--- Data section ---
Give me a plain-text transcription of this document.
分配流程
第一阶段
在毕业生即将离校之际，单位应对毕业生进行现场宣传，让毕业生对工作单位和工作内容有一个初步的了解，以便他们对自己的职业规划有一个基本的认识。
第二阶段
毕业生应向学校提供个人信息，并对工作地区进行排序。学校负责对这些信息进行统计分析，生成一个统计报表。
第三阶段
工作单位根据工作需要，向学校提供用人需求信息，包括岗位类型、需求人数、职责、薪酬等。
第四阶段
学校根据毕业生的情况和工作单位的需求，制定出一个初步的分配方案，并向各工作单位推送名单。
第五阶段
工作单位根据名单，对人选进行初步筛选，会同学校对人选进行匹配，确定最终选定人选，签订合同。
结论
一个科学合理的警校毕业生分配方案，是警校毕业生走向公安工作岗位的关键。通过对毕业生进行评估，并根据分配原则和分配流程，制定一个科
---
Every line of the data above should be reproduced word for word.

Give me a plain-text transcription of this document.
分配流程
第一阶段
在毕业生即将离校之际，单位应对毕业生进行现场宣传，让毕业生对工作单位和工作内容有一个初步的了解，以便他们对自己的职业规划有一个基本的认识。
第二阶段
毕业生应向学校提供个人信息，并对工作地区进行排序。学校负责对这些信息进行统计分析，生成一个统计报表。
第三阶段
工作单位根据工作需要，向学校提供用人需求信息，包括岗位类型、需求人数、职责、薪酬等。
第四阶段
学校根据毕业生的情况和工作单位的需求，制定出一个初步的分配方案，并向各工作单位推送名单。
第五阶段
工作单位根据名单，对人选进行初步筛选，会同学校对人选进行匹配，确定最终选定人选，签订合同。
结论
一个科学合理的警校毕业生分配方案，是警校毕业生走向公安工作岗位的关键。通过对毕业生进行评估，并根据分配原则和分配流程，制定一个科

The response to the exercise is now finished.